Image-based layout rows
───
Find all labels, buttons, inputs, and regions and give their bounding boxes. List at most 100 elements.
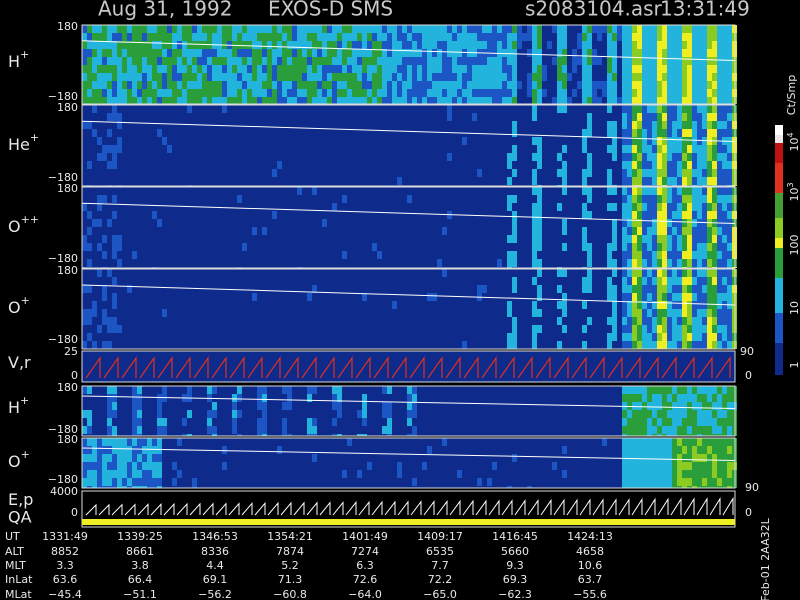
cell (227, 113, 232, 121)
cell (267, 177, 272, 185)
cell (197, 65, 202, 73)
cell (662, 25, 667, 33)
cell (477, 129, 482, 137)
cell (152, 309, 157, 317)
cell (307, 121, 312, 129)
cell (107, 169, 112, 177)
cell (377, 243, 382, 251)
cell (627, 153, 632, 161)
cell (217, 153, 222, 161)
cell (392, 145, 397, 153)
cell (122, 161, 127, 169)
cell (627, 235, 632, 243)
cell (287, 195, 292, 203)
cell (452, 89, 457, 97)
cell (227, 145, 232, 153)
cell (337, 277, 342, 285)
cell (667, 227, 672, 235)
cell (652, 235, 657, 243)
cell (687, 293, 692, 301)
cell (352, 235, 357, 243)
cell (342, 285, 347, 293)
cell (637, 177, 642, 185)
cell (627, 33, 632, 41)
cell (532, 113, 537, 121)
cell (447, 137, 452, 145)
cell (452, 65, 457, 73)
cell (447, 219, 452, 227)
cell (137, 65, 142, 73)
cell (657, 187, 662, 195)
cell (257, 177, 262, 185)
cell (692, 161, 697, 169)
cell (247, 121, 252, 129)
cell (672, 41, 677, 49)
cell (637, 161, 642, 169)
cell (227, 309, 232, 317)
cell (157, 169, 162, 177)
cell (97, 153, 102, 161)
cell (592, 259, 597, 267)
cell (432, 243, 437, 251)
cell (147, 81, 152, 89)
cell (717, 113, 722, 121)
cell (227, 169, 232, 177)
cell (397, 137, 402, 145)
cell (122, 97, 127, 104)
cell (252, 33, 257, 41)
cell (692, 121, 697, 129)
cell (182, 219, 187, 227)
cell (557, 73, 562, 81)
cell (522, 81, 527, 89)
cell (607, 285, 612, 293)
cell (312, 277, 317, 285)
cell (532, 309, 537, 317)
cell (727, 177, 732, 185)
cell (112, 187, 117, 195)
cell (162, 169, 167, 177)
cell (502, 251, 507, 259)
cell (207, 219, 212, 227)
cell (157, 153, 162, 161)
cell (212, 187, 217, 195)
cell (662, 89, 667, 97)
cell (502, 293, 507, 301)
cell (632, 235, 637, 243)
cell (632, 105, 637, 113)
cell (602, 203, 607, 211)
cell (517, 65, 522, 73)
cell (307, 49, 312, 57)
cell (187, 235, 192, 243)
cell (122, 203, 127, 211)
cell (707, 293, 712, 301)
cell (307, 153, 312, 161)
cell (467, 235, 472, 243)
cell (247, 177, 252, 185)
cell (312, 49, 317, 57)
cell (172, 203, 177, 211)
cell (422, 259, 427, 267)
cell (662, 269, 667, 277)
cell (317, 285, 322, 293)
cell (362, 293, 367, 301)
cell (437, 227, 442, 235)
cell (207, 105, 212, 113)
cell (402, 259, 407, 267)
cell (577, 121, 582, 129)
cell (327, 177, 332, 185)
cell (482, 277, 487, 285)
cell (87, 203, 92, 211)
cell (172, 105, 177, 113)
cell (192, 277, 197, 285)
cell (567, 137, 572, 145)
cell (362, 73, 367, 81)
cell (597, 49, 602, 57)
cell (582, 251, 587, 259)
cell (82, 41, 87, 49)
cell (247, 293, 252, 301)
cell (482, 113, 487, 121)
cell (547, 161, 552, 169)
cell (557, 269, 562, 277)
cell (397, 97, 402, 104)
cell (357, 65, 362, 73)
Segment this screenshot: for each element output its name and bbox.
───
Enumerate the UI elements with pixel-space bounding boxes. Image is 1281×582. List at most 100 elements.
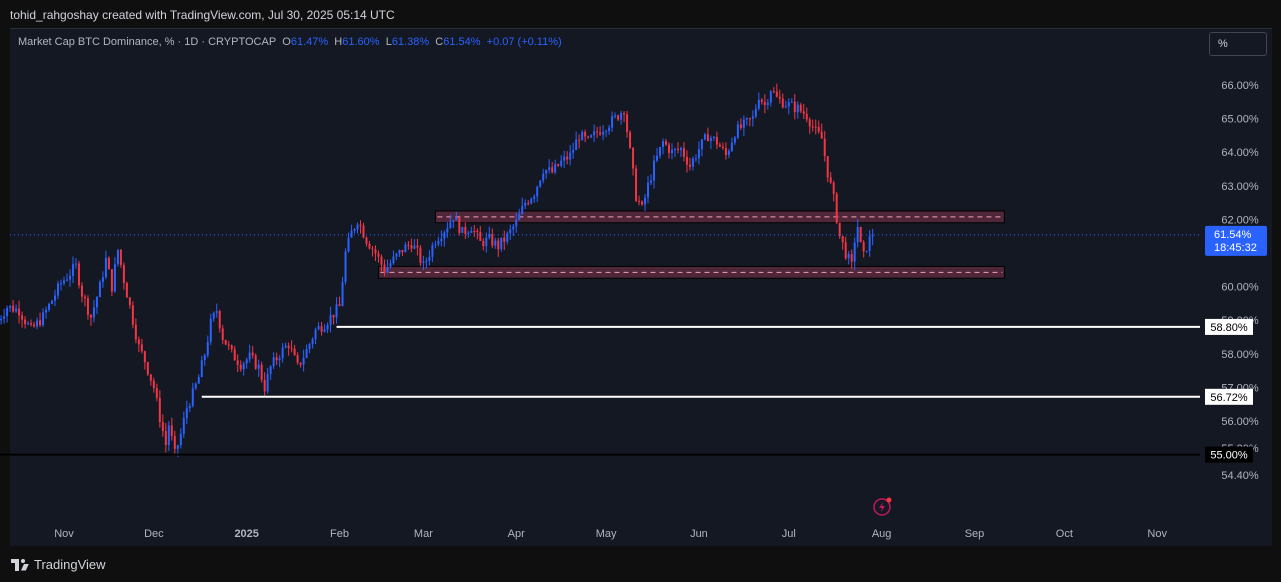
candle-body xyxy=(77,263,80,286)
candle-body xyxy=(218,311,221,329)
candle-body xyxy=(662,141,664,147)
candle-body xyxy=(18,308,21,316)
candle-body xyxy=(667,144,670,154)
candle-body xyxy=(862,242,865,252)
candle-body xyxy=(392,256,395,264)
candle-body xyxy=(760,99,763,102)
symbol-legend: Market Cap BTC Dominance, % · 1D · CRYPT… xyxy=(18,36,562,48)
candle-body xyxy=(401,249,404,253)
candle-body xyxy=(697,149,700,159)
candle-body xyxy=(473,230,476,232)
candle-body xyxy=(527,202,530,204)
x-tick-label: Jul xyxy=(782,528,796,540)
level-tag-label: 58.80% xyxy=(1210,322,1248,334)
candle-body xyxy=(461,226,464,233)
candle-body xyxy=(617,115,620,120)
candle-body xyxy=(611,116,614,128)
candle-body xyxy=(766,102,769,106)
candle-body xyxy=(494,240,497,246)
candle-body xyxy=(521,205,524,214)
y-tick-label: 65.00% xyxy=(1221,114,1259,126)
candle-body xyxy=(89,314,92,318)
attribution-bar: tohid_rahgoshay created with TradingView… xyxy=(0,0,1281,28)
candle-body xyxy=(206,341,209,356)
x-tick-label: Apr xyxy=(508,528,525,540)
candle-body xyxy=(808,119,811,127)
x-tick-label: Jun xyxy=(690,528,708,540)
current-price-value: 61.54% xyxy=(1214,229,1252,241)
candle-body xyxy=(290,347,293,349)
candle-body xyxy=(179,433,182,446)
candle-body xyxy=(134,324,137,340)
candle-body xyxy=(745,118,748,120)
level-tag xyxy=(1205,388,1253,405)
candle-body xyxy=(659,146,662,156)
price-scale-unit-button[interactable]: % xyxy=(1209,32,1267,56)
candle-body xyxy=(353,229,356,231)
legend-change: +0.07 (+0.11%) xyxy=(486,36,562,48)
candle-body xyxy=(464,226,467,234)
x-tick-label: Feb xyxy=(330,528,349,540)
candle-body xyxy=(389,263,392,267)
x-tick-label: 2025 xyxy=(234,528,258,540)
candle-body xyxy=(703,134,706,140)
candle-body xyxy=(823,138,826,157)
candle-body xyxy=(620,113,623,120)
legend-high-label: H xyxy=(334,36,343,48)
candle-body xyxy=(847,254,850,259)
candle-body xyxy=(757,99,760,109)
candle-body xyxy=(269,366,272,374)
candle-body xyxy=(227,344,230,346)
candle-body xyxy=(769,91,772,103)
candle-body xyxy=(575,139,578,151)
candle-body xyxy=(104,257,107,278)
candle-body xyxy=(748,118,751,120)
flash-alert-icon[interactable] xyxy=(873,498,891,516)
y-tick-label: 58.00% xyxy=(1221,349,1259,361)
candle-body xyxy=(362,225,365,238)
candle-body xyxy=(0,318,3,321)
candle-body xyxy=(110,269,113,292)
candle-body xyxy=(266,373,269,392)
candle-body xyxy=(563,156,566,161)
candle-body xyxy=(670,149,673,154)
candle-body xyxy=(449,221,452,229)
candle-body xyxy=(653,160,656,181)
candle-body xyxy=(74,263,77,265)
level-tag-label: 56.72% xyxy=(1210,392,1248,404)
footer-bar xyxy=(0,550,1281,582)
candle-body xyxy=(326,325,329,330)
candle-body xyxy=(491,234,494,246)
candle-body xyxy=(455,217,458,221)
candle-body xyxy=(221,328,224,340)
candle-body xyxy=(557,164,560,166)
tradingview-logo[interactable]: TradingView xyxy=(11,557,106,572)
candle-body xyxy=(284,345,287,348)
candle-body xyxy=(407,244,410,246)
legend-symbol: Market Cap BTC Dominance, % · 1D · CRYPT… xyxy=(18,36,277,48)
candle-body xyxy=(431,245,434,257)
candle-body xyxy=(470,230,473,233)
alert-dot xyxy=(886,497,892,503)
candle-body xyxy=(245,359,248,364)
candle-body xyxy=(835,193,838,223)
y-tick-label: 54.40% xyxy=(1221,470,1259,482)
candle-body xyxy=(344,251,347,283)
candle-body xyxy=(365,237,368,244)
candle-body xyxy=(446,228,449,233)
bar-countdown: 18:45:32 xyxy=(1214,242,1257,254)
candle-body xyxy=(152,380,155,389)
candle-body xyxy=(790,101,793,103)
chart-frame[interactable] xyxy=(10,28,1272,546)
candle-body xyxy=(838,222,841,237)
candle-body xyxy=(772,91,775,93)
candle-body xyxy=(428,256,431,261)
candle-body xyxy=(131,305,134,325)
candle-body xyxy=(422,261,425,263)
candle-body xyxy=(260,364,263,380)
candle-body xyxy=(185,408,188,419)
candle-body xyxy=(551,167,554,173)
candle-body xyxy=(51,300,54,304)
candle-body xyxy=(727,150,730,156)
───
__Exercise instructions__. Switch "cell" to "grid-cell" in the rows, beginning at the line that has "cell (227, 113, 232, 121)" and stopping after the line that has "cell (652, 235, 657, 243)". Return only those lines, with nothing else changed.

__Answer to this problem__.
grid-cell (227, 113, 232, 121)
grid-cell (267, 177, 272, 185)
grid-cell (197, 65, 202, 73)
grid-cell (662, 25, 667, 33)
grid-cell (477, 129, 482, 137)
grid-cell (152, 309, 157, 317)
grid-cell (307, 121, 312, 129)
grid-cell (107, 169, 112, 177)
grid-cell (377, 243, 382, 251)
grid-cell (627, 153, 632, 161)
grid-cell (217, 153, 222, 161)
grid-cell (392, 145, 397, 153)
grid-cell (122, 161, 127, 169)
grid-cell (627, 235, 632, 243)
grid-cell (287, 195, 292, 203)
grid-cell (452, 89, 457, 97)
grid-cell (227, 145, 232, 153)
grid-cell (337, 277, 342, 285)
grid-cell (667, 227, 672, 235)
grid-cell (652, 235, 657, 243)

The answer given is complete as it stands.